WORK TO DO: Take the data that follows and retype it word for word.

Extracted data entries
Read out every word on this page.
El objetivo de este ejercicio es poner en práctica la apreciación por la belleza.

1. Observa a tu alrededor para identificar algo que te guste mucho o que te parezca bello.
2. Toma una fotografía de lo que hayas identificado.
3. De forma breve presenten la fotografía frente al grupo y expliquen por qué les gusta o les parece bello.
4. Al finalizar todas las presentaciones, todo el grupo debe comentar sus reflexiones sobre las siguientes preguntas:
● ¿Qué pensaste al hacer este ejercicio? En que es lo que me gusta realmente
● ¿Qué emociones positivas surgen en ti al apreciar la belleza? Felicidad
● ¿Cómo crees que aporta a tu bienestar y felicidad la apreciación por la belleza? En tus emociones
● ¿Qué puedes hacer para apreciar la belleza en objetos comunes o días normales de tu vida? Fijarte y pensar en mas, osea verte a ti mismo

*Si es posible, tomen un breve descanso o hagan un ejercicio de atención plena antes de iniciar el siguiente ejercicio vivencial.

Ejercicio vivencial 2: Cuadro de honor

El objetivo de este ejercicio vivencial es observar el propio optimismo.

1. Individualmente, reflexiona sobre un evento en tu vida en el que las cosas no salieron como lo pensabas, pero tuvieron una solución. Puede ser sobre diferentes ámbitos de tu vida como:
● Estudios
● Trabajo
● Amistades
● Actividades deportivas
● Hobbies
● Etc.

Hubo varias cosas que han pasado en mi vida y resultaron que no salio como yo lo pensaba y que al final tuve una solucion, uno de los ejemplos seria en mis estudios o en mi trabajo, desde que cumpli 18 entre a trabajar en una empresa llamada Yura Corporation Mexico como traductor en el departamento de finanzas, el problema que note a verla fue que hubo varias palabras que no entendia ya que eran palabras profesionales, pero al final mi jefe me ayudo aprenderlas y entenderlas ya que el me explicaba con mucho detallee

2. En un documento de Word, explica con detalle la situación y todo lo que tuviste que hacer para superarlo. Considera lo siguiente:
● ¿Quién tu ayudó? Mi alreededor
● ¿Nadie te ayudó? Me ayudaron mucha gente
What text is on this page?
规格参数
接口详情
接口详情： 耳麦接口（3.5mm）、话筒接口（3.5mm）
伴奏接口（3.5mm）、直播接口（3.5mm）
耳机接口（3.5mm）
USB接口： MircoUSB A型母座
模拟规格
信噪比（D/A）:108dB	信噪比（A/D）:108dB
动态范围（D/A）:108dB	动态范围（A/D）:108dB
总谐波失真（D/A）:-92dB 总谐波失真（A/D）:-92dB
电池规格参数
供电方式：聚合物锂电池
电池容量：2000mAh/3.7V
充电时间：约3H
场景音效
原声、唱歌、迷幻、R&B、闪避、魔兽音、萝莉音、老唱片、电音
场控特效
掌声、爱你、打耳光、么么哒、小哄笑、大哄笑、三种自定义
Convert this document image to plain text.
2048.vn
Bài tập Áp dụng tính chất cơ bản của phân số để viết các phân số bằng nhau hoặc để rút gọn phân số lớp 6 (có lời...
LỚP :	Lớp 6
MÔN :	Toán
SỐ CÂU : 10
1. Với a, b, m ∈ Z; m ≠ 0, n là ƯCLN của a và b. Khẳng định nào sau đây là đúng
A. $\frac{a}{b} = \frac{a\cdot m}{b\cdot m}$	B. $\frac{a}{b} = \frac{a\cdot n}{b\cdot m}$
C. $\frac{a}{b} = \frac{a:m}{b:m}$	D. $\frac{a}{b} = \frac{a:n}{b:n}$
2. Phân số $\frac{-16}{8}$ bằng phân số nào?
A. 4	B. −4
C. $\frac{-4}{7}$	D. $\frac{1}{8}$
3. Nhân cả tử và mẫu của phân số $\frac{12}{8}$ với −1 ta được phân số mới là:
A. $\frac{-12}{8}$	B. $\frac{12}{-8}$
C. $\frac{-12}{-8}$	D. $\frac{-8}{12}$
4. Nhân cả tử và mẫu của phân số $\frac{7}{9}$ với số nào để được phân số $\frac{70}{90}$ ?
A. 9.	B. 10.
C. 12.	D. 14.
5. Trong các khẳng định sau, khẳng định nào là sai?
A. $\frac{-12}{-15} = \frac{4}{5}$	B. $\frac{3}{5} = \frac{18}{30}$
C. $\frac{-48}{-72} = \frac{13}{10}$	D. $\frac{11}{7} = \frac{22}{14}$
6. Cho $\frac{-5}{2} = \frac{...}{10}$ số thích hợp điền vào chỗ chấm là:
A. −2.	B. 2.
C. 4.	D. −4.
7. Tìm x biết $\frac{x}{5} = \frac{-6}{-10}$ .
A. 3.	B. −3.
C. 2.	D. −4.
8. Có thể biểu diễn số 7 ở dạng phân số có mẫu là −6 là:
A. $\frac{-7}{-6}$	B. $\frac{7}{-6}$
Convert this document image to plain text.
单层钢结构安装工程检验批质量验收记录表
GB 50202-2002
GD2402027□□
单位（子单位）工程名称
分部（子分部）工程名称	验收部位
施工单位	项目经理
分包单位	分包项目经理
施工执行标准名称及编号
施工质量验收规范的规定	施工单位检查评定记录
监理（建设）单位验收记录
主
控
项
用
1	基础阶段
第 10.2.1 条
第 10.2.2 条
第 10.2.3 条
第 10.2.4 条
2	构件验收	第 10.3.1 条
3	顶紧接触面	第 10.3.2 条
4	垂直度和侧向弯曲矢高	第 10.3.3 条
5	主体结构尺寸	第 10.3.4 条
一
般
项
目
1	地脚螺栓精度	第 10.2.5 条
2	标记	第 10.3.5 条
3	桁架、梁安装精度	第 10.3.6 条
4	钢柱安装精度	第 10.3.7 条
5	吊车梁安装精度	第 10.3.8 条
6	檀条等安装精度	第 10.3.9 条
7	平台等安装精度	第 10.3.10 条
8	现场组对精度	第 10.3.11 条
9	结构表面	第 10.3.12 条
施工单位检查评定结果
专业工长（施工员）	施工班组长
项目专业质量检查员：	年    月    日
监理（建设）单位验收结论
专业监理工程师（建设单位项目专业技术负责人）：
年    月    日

RESPONSE TO THIS TASK:
Read out every word on this page.
El objetivo de este ejercicio es poner en práctica la apreciación por la belleza.

1. Observa a tu alrededor para identificar algo que te guste mucho o que te parezca bello.
2. Toma una fotografía de lo que hayas identificado.
3. De forma breve presenten la fotografía frente al grupo y expliquen por qué les gusta o les parece bello.
4. Al finalizar todas las presentaciones, todo el grupo debe comentar sus reflexiones sobre las siguientes preguntas:
● ¿Qué pensaste al hacer este ejercicio? En que es lo que me gusta realmente
● ¿Qué emociones positivas surgen en ti al apreciar la belleza? Felicidad
● ¿Cómo crees que aporta a tu bienestar y felicidad la apreciación por la belleza? En tus emociones
● ¿Qué puedes hacer para apreciar la belleza en objetos comunes o días normales de tu vida? Fijarte y pensar en mas, osea verte a ti mismo

*Si es posible, tomen un breve descanso o hagan un ejercicio de atención plena antes de iniciar el siguiente ejercicio vivencial.

Ejercicio vivencial 2: Cuadro de honor

El objetivo de este ejercicio vivencial es observar el propio optimismo.

1. Individualmente, reflexiona sobre un evento en tu vida en el que las cosas no salieron como lo pensabas, pero tuvieron una solución. Puede ser sobre diferentes ámbitos de tu vida como:
● Estudios
● Trabajo
● Amistades
● Actividades deportivas
● Hobbies
● Etc.

Hubo varias cosas que han pasado en mi vida y resultaron que no salio como yo lo pensaba y que al final tuve una solucion, uno de los ejemplos seria en mis estudios o en mi trabajo, desde que cumpli 18 entre a trabajar en una empresa llamada Yura Corporation Mexico como traductor en el departamento de finanzas, el problema que note a verla fue que hubo varias palabras que no entendia ya que eran palabras profesionales, pero al final mi jefe me ayudo aprenderlas y entenderlas ya que el me explicaba con mucho detallee

2. En un documento de Word, explica con detalle la situación y todo lo que tuviste que hacer para superarlo. Considera lo siguiente:
● ¿Quién tu ayudó? Mi alreededor
● ¿Nadie te ayudó? Me ayudaron mucha gente
What text is on this page?
规格参数
接口详情
接口详情： 耳麦接口（3.5mm）、话筒接口（3.5mm）
伴奏接口（3.5mm）、直播接口（3.5mm）
耳机接口（3.5mm）
USB接口： MircoUSB A型母座
模拟规格
信噪比（D/A）:108dB	信噪比（A/D）:108dB
动态范围（D/A）:108dB	动态范围（A/D）:108dB
总谐波失真（D/A）:-92dB 总谐波失真（A/D）:-92dB
电池规格参数
供电方式：聚合物锂电池
电池容量：2000mAh/3.7V
充电时间：约3H
场景音效
原声、唱歌、迷幻、R&B、闪避、魔兽音、萝莉音、老唱片、电音
场控特效
掌声、爱你、打耳光、么么哒、小哄笑、大哄笑、三种自定义
Convert this document image to plain text.
2048.vn
Bài tập Áp dụng tính chất cơ bản của phân số để viết các phân số bằng nhau hoặc để rút gọn phân số lớp 6 (có lời...
LỚP :	Lớp 6
MÔN :	Toán
SỐ CÂU : 10
1. Với a, b, m ∈ Z; m ≠ 0, n là ƯCLN của a và b. Khẳng định nào sau đây là đúng
A. $\frac{a}{b} = \frac{a\cdot m}{b\cdot m}$	B. $\frac{a}{b} = \frac{a\cdot n}{b\cdot m}$
C. $\frac{a}{b} = \frac{a:m}{b:m}$	D. $\frac{a}{b} = \frac{a:n}{b:n}$
2. Phân số $\frac{-16}{8}$ bằng phân số nào?
A. 4	B. −4
C. $\frac{-4}{7}$	D. $\frac{1}{8}$
3. Nhân cả tử và mẫu của phân số $\frac{12}{8}$ với −1 ta được phân số mới là:
A. $\frac{-12}{8}$	B. $\frac{12}{-8}$
C. $\frac{-12}{-8}$	D. $\frac{-8}{12}$
4. Nhân cả tử và mẫu của phân số $\frac{7}{9}$ với số nào để được phân số $\frac{70}{90}$ ?
A. 9.	B. 10.
C. 12.	D. 14.
5. Trong các khẳng định sau, khẳng định nào là sai?
A. $\frac{-12}{-15} = \frac{4}{5}$	B. $\frac{3}{5} = \frac{18}{30}$
C. $\frac{-48}{-72} = \frac{13}{10}$	D. $\frac{11}{7} = \frac{22}{14}$
6. Cho $\frac{-5}{2} = \frac{...}{10}$ số thích hợp điền vào chỗ chấm là:
A. −2.	B. 2.
C. 4.	D. −4.
7. Tìm x biết $\frac{x}{5} = \frac{-6}{-10}$ .
A. 3.	B. −3.
C. 2.	D. −4.
8. Có thể biểu diễn số 7 ở dạng phân số có mẫu là −6 là:
A. $\frac{-7}{-6}$	B. $\frac{7}{-6}$
Convert this document image to plain text.
单层钢结构安装工程检验批质量验收记录表
GB 50202-2002
GD2402027□□
单位（子单位）工程名称
分部（子分部）工程名称	验收部位
施工单位	项目经理
分包单位	分包项目经理
施工执行标准名称及编号
施工质量验收规范的规定	施工单位检查评定记录
监理（建设）单位验收记录
主
控
项
用
1	基础阶段
第 10.2.1 条
第 10.2.2 条
第 10.2.3 条
第 10.2.4 条
2	构件验收	第 10.3.1 条
3	顶紧接触面	第 10.3.2 条
4	垂直度和侧向弯曲矢高	第 10.3.3 条
5	主体结构尺寸	第 10.3.4 条
一
般
项
目
1	地脚螺栓精度	第 10.2.5 条
2	标记	第 10.3.5 条
3	桁架、梁安装精度	第 10.3.6 条
4	钢柱安装精度	第 10.3.7 条
5	吊车梁安装精度	第 10.3.8 条
6	檀条等安装精度	第 10.3.9 条
7	平台等安装精度	第 10.3.10 条
8	现场组对精度	第 10.3.11 条
9	结构表面	第 10.3.12 条
施工单位检查评定结果
专业工长（施工员）	施工班组长
项目专业质量检查员：	年    月    日
监理（建设）单位验收结论
专业监理工程师（建设单位项目专业技术负责人）：
年    月    日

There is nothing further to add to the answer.